Stored entries

★ ★ ★ ★

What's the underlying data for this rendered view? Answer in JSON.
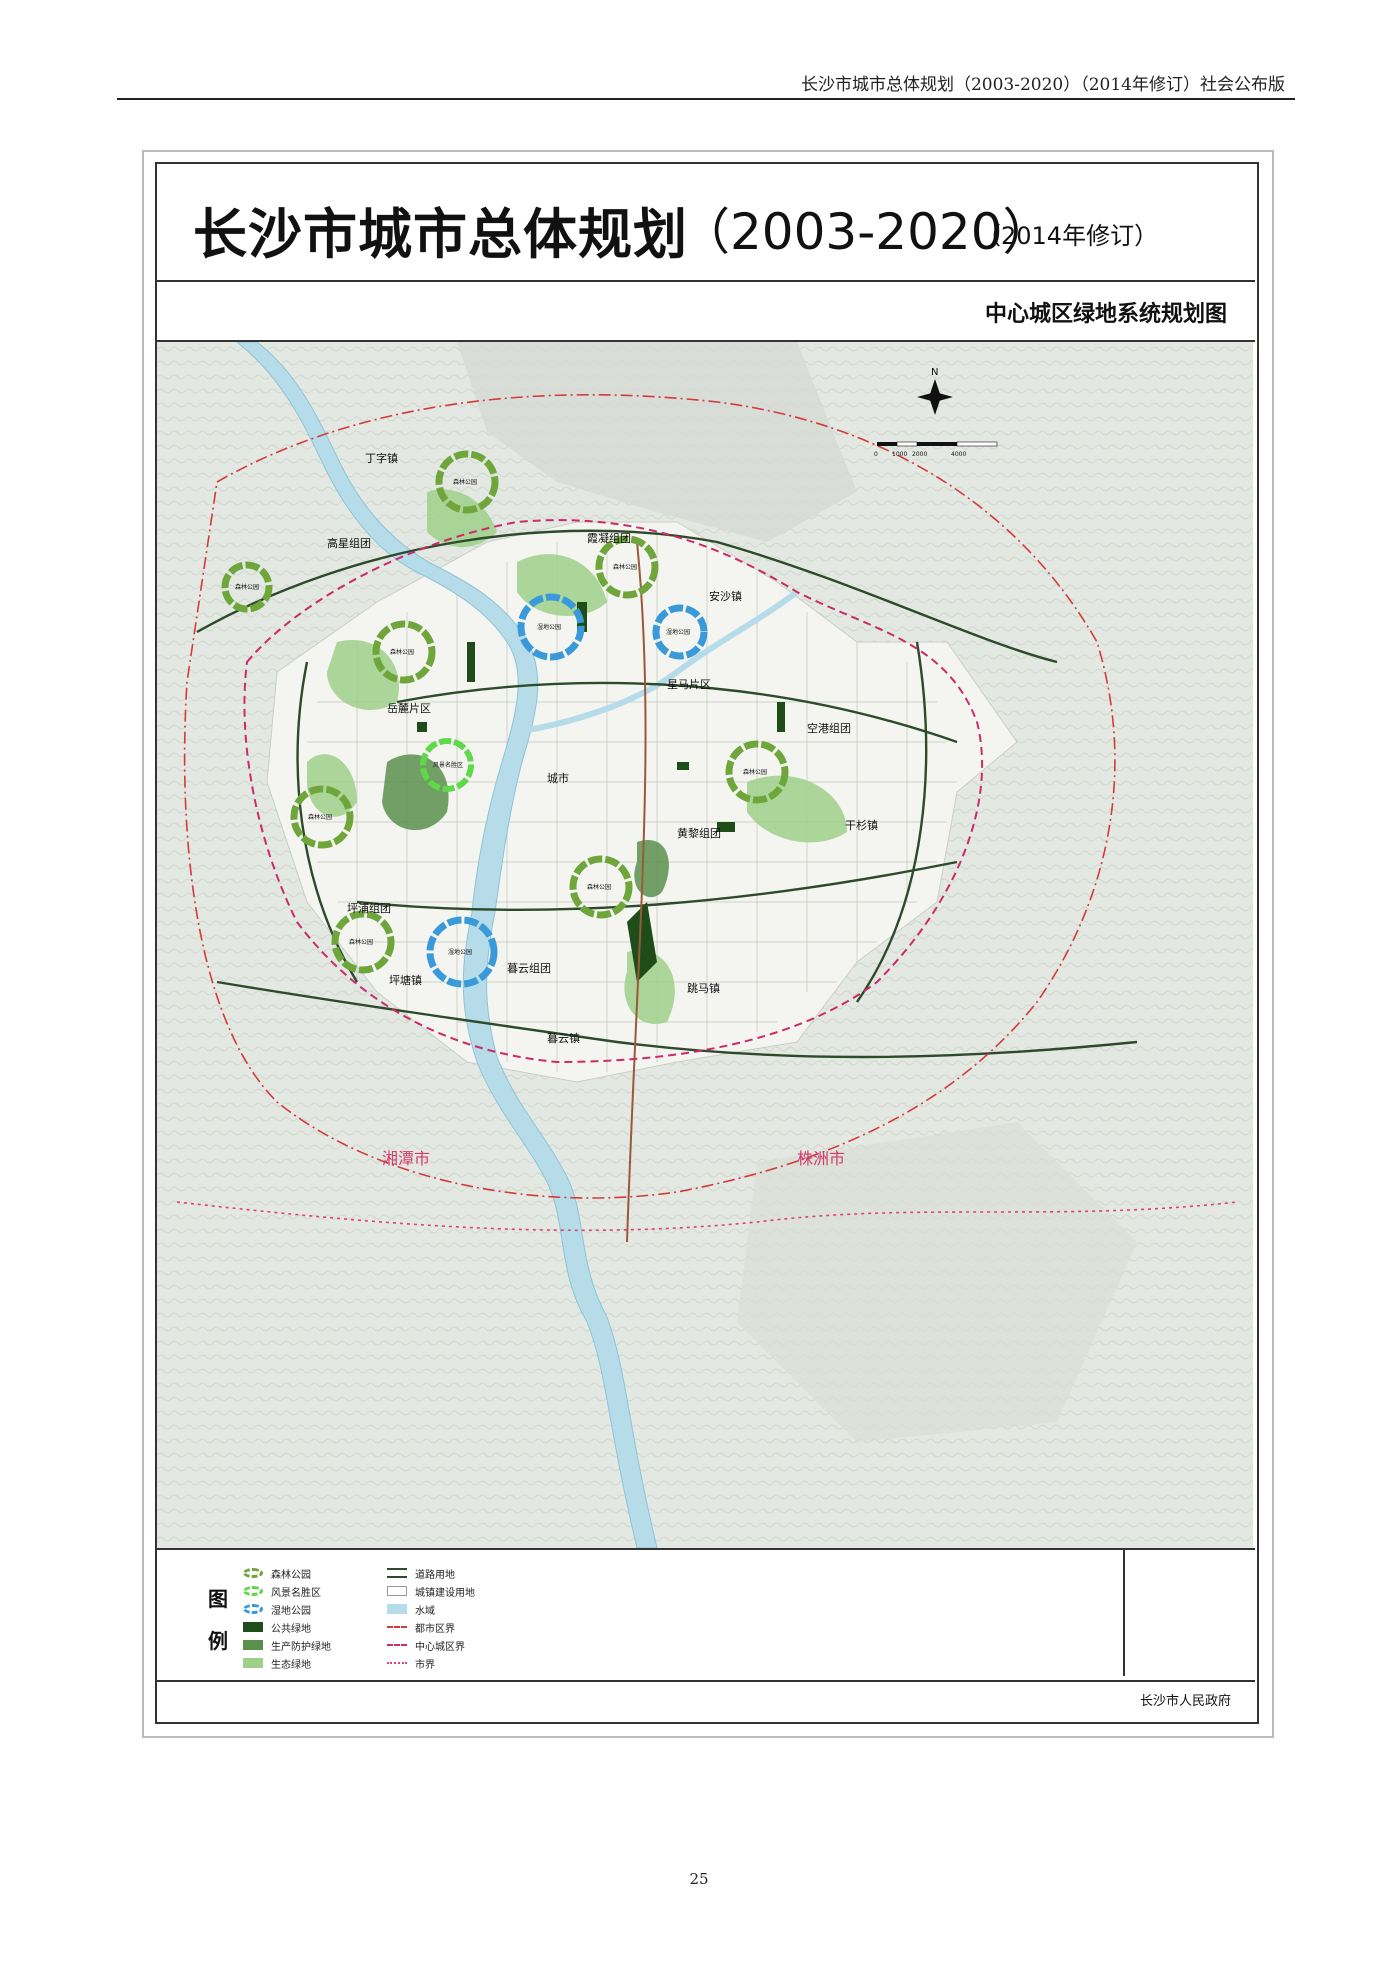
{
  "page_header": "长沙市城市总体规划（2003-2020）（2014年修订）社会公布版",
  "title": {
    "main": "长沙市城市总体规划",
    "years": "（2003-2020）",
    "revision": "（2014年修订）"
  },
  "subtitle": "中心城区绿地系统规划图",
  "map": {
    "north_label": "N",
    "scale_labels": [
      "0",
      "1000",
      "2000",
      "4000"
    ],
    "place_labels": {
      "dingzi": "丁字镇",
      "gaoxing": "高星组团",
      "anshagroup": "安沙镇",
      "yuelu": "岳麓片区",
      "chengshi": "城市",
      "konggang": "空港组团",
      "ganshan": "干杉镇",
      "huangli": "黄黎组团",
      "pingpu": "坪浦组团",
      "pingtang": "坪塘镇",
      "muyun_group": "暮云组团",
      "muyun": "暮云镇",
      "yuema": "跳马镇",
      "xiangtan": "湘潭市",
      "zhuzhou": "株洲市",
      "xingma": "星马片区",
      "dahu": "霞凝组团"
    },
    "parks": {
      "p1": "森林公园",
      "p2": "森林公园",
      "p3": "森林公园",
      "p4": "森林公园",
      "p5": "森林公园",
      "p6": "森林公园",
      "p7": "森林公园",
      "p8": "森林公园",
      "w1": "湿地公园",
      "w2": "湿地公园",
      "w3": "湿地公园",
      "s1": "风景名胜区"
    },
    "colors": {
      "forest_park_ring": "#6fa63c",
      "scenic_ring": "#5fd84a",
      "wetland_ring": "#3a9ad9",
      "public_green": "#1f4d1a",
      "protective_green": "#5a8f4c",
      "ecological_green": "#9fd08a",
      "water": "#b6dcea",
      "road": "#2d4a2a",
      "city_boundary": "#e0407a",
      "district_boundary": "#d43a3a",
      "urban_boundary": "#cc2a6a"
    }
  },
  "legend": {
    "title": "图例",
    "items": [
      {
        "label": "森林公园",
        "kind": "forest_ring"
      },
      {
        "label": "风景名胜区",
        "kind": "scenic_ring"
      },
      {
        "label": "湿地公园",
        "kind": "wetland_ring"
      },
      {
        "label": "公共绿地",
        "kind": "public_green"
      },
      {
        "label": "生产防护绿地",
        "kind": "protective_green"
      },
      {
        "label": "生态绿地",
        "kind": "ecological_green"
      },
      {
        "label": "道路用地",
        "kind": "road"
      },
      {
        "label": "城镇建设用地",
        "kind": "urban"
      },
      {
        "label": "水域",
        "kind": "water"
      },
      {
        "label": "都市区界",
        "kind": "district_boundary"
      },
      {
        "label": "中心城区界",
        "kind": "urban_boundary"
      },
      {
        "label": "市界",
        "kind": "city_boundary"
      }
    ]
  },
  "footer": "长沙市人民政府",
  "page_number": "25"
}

★ ★ ★ ★

TASK TO COMPLETE | Keep the pictures out of the copy and write out the data exactly as it stands.

COMPLETE OUTPUT |
What's the underlying data for this rendered view? Answer in JSON.
{
  "page_header": "长沙市城市总体规划（2003-2020）（2014年修订）社会公布版",
  "title": {
    "main": "长沙市城市总体规划",
    "years": "（2003-2020）",
    "revision": "（2014年修订）"
  },
  "subtitle": "中心城区绿地系统规划图",
  "map": {
    "north_label": "N",
    "scale_labels": [
      "0",
      "1000",
      "2000",
      "4000"
    ],
    "place_labels": {
      "dingzi": "丁字镇",
      "gaoxing": "高星组团",
      "anshagroup": "安沙镇",
      "yuelu": "岳麓片区",
      "chengshi": "城市",
      "konggang": "空港组团",
      "ganshan": "干杉镇",
      "huangli": "黄黎组团",
      "pingpu": "坪浦组团",
      "pingtang": "坪塘镇",
      "muyun_group": "暮云组团",
      "muyun": "暮云镇",
      "yuema": "跳马镇",
      "xiangtan": "湘潭市",
      "zhuzhou": "株洲市",
      "xingma": "星马片区",
      "dahu": "霞凝组团"
    },
    "parks": {
      "p1": "森林公园",
      "p2": "森林公园",
      "p3": "森林公园",
      "p4": "森林公园",
      "p5": "森林公园",
      "p6": "森林公园",
      "p7": "森林公园",
      "p8": "森林公园",
      "w1": "湿地公园",
      "w2": "湿地公园",
      "w3": "湿地公园",
      "s1": "风景名胜区"
    },
    "colors": {
      "forest_park_ring": "#6fa63c",
      "scenic_ring": "#5fd84a",
      "wetland_ring": "#3a9ad9",
      "public_green": "#1f4d1a",
      "protective_green": "#5a8f4c",
      "ecological_green": "#9fd08a",
      "water": "#b6dcea",
      "road": "#2d4a2a",
      "city_boundary": "#e0407a",
      "district_boundary": "#d43a3a",
      "urban_boundary": "#cc2a6a"
    }
  },
  "legend": {
    "title": "图例",
    "items": [
      {
        "label": "森林公园",
        "kind": "forest_ring"
      },
      {
        "label": "风景名胜区",
        "kind": "scenic_ring"
      },
      {
        "label": "湿地公园",
        "kind": "wetland_ring"
      },
      {
        "label": "公共绿地",
        "kind": "public_green"
      },
      {
        "label": "生产防护绿地",
        "kind": "protective_green"
      },
      {
        "label": "生态绿地",
        "kind": "ecological_green"
      },
      {
        "label": "道路用地",
        "kind": "road"
      },
      {
        "label": "城镇建设用地",
        "kind": "urban"
      },
      {
        "label": "水域",
        "kind": "water"
      },
      {
        "label": "都市区界",
        "kind": "district_boundary"
      },
      {
        "label": "中心城区界",
        "kind": "urban_boundary"
      },
      {
        "label": "市界",
        "kind": "city_boundary"
      }
    ]
  },
  "footer": "长沙市人民政府",
  "page_number": "25"
}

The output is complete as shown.